## Work required
Below is a listing. Gather each line of it that contains "this".
----------
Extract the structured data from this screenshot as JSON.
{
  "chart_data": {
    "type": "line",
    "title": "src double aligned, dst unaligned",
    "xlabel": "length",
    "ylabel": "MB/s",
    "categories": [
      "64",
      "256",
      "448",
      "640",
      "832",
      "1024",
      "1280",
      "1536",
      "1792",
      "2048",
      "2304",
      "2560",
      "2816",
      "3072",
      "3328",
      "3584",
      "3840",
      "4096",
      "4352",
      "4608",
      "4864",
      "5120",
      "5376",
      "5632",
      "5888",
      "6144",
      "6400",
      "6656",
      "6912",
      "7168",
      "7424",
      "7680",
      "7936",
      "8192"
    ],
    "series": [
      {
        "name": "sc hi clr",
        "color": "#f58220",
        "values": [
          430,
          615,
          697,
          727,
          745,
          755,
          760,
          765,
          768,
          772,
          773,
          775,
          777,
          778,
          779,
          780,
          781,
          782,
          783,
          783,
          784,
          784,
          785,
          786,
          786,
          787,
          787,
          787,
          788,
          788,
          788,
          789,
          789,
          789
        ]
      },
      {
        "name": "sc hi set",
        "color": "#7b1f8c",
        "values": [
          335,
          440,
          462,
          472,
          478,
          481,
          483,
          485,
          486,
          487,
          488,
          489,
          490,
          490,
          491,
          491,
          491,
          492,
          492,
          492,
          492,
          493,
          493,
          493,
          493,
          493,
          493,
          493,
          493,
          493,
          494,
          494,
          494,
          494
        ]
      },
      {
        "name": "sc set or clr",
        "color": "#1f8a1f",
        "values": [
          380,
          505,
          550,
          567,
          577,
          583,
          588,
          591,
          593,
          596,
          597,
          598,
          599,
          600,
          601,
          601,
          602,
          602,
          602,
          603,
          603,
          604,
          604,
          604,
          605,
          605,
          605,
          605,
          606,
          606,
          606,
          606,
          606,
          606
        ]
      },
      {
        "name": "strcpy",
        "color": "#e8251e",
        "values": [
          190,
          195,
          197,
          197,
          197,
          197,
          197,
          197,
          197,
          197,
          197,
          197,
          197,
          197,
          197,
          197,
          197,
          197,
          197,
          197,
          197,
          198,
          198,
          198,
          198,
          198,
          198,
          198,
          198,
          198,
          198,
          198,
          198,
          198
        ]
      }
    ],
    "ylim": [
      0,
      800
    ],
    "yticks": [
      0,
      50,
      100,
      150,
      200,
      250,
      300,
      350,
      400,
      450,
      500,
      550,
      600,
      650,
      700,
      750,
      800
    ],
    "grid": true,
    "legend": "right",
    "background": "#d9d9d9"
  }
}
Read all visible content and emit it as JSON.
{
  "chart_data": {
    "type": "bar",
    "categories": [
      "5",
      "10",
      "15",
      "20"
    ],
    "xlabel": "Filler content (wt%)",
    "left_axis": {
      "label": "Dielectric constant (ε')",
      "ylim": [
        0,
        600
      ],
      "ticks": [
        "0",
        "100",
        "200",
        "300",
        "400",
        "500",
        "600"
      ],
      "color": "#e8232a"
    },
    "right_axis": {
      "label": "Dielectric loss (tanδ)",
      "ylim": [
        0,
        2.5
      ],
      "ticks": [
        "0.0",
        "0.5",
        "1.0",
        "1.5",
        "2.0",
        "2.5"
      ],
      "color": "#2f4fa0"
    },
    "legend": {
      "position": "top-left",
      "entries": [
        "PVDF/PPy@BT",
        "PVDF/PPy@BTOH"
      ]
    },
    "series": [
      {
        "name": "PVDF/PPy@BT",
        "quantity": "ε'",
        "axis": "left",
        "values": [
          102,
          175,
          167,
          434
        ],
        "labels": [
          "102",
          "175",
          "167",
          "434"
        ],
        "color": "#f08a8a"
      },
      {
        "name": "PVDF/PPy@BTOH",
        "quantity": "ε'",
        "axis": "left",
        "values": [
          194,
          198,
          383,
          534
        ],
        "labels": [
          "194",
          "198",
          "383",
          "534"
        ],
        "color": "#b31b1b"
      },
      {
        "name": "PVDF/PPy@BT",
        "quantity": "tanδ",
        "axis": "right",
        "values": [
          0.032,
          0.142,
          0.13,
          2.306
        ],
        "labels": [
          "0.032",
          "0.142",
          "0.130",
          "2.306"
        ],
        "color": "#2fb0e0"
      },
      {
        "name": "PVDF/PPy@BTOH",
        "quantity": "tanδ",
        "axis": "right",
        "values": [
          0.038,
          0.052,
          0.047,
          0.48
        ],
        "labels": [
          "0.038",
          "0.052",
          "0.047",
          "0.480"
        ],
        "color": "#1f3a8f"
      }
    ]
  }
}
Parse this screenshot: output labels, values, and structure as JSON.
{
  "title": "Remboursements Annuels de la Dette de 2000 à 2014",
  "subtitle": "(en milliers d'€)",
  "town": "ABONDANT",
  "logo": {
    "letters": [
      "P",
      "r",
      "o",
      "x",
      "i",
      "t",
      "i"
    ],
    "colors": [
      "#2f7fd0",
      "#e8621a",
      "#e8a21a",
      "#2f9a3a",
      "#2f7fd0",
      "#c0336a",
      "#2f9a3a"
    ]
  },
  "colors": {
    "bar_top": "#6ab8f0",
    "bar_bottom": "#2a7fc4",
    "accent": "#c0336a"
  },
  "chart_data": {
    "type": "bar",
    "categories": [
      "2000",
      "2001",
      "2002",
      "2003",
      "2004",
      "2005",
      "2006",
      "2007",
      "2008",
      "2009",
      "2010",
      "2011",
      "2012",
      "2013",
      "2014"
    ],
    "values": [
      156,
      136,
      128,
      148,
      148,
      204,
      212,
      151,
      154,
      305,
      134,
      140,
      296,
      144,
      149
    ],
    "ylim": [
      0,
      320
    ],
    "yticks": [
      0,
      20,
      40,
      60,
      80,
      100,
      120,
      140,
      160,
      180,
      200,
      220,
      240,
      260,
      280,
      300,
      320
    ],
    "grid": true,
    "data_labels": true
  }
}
----------
## Task response
Extract the structured data from this screenshot as JSON.
Parse this screenshot: output labels, values, and structure as JSON.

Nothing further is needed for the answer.